■ Document section
The use of EGFR TKIs in patients with EGFR wildtype tumours is controversial given the modest and somewhat inconsistent results from randomized trials. For instance, a biomarker analysis in BR.21 demonstrated that there was no OS benefit for erlotinib compared to placebo in patients with EGFR wildtype tumours [27]. For clarification of this topic, two recent meta analyses investigated the efficacy of EGFR TKIs versus chemotherapy in advanced EGFR-wildtype NSCLC [34,35]. These meta analyses came to the same conclusion: in patients with wildtype EGFR, PFS was inferior with the use of EGFR TKIs as compared to chemotherapy. However, OS was similar between the two treatment strategies, and thus the inferior PFS did not translate into inferior OS.

Therefore, despite the low response rates and modest survival benefits seen with EGFR TKIs in patients with wildtype EGFR, they remain a viable treatment option which generally results in disease stabilization for some patients. Unfortunately, there are no biomarkers to direct treatment choice in these unselected patients. Thus, erlotinib (with any NSCLC histology) or afatinib (for squamous cell carcinoma) represent treatment options for those who are not candidates for further cytotoxic chemotherapy.

Combination therapy

Recently, the addition of antiangiogenic agents to second line docetaxel in phase III trials has resulted in modestly improved survival outcomes. Nintedanib, an oral angiokinase inhibitor, was added to docetaxel and compared to docetaxel alone in the second line treatment setting in LUME-Lung 1 [36]. Results from the study revealed that in the entire study population, PFS was improved (3.4 vs. 2.7 months, p = 0.0019) with the addition of nintedanib, though OS was not (10.1 vs. 9.1 months, p = 0.2720). However, upon subgroup analysis, patients treated with nintedanib who had adenocarcinoma histology experienced improved OS (12.6 vs. 10.3 months, p = 0.036), particularly if they had experienced progressive disease within nine months after start of first line chemotherapy. Toxicity was manageable, with increased rates of diarrhea, nausea/vomiting, and liver enzyme elevation. The incidence of antiangiogenic agent class adverse events (such as hypertension, bleeding, perforation, and thromboembolism) was not increased with nintedanib. In the REVEL trial [37], ramucirumab, an anti-VEGFR-2 monoclonal antibody, was investigated in combination with docetaxel in the second line setting. As compared to docetaxel plus placebo, docetaxel with ramucirumab resulted in significantly increased PFS (4.5 vs. 3.0 months, p < 0.0001) and OS (10.5 vs. 9.1 months, p = 0.023). The survival benefit was seen across subgroups and histologies. There was an increased rate of grades 1-2 bleeding, as well as neutropenia and febrile neutropenia in the ramucirumab group. Based on these results, nintedanib has been approved in the EU and ramucirumab has been approved by the FDA in the United States for use in patients with advanced adenocarcinoma of the lung after first line chemotherapy.

■ Your objective
Write the next paragraph of the text on second-line therapy for advanced non-small cell lung cancer, starting after its last sentence.

■ Record excerpts
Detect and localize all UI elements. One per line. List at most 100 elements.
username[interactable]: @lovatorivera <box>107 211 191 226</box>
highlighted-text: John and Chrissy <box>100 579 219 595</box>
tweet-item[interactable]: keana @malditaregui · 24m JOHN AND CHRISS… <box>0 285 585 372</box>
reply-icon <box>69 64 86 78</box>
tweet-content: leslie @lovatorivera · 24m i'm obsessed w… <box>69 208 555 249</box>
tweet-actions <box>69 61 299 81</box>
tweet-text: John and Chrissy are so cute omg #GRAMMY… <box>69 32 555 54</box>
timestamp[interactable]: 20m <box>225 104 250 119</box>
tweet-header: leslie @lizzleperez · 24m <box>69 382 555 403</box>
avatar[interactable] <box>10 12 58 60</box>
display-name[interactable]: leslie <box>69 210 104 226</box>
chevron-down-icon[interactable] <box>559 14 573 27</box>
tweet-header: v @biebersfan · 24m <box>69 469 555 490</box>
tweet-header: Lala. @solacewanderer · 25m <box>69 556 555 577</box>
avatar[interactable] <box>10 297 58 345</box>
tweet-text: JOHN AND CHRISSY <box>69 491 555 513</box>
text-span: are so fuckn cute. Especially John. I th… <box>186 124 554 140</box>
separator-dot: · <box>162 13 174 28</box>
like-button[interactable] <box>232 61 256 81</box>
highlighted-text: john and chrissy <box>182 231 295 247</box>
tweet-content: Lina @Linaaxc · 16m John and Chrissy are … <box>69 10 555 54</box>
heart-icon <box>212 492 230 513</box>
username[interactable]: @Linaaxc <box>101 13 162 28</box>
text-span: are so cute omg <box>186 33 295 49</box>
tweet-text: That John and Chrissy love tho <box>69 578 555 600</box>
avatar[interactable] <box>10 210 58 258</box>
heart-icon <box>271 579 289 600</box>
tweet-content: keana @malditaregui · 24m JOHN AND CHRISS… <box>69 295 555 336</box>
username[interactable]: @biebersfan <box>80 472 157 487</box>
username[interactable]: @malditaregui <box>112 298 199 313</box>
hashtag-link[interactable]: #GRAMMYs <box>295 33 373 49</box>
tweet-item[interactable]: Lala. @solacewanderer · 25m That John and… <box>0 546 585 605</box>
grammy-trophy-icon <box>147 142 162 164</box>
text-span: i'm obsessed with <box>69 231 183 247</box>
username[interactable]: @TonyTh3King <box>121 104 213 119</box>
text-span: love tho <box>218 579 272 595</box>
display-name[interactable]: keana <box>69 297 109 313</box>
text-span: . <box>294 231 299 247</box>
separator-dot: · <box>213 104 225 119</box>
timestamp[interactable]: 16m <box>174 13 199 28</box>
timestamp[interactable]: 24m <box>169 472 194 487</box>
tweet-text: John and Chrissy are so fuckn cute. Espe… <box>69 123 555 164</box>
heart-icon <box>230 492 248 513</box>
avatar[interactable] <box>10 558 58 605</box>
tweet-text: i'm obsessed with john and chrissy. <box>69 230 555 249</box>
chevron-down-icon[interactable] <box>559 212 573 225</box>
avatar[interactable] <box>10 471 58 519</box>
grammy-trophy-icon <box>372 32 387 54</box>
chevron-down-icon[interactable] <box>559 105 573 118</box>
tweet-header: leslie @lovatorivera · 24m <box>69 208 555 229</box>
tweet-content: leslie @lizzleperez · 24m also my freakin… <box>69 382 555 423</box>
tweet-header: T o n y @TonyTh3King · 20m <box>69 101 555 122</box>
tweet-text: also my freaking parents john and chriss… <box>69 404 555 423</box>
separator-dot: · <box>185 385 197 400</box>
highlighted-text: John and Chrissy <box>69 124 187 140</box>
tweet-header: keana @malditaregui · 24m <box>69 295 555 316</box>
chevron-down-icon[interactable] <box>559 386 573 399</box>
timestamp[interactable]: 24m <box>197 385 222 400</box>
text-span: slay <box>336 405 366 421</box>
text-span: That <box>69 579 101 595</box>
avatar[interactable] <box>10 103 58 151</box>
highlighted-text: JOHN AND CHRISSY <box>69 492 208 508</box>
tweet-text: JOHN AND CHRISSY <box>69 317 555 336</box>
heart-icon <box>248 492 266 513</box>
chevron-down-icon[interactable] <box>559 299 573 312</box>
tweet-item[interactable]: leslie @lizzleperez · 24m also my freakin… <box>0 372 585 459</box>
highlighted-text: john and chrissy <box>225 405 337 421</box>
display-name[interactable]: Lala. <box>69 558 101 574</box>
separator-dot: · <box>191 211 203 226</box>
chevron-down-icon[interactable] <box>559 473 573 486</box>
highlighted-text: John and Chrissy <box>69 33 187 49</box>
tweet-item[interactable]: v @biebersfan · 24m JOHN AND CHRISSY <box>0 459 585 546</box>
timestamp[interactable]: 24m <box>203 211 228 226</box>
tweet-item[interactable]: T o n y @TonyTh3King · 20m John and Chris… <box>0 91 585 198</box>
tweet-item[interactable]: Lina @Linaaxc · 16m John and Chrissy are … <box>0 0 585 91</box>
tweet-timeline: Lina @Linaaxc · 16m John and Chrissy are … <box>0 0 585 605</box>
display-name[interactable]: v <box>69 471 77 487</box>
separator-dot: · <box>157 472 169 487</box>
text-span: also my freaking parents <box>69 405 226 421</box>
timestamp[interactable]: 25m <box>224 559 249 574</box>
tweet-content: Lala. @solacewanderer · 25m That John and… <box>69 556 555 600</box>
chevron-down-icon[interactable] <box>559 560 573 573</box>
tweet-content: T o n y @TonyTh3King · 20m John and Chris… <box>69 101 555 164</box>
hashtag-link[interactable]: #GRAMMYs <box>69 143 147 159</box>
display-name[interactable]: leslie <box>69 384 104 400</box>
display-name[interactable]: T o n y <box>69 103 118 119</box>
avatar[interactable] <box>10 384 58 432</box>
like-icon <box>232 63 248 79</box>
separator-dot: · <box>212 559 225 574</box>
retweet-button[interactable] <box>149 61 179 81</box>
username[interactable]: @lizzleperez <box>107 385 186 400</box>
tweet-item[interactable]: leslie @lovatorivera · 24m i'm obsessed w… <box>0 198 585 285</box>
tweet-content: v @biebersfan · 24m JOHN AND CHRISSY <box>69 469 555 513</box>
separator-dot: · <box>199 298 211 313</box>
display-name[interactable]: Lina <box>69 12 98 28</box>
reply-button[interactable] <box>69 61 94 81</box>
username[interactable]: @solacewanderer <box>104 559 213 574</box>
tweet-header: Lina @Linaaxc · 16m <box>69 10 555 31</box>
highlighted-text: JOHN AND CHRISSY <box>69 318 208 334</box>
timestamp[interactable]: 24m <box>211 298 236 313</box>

■ Result
Other combination therapies that have been investigated in phase III trials in the second-line setting have not resulted in improved survival outcomes. This includes both combinations of two cytotoxic therapies together, two targeted therapies together, as well as a targeted therapy in addition to chemotherapy. For instance, the addition of gemcitabine [38], capecitabine [39], or vinorelbine [39] to docetaxel did not result in improved overall survival as compared to docetaxel alone. Similarly, the addition of bevacizumab [40] or sunitinib [41] to erlotinib did not prolong overall survival. In the LUME-Lung 2 trial, nintedanib was added to pemetrexed in patients with nonsquamous NSCLC, and compared against single agent pemetrexed. The trial was halted early based on an interim futility analysis, yet the primary endpoint of PFS was actually met. No difference was observed in OS [42].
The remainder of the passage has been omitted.